** begin **
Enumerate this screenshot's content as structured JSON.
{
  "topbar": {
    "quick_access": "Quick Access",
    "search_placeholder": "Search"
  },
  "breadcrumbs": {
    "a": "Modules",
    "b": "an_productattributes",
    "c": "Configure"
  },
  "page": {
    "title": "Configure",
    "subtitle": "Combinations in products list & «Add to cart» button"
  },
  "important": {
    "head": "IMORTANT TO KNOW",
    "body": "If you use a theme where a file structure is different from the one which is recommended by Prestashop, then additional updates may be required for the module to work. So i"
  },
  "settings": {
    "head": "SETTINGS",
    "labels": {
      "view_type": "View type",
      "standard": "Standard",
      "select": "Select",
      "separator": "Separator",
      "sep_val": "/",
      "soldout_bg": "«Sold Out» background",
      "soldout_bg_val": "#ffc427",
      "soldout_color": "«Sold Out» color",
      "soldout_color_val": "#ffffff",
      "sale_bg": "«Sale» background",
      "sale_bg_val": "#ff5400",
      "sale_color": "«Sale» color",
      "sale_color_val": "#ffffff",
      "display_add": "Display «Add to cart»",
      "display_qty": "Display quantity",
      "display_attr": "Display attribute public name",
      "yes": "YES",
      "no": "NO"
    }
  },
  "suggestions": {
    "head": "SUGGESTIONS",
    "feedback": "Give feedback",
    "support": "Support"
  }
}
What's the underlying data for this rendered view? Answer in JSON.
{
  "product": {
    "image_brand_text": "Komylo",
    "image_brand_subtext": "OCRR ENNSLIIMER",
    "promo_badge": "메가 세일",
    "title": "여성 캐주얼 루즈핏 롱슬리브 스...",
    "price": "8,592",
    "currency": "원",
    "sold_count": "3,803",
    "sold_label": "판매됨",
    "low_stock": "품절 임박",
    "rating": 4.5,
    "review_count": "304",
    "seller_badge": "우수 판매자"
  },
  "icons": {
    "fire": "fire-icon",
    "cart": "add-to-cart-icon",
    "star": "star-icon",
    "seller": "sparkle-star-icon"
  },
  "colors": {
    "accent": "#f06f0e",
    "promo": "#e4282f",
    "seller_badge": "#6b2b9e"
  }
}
** end **
--- Written instruction ---
Look through the lines above and collect those with the word "star".

--- Exercise response ---
    "star": "star-icon",
    "seller": "sparkle-star-icon"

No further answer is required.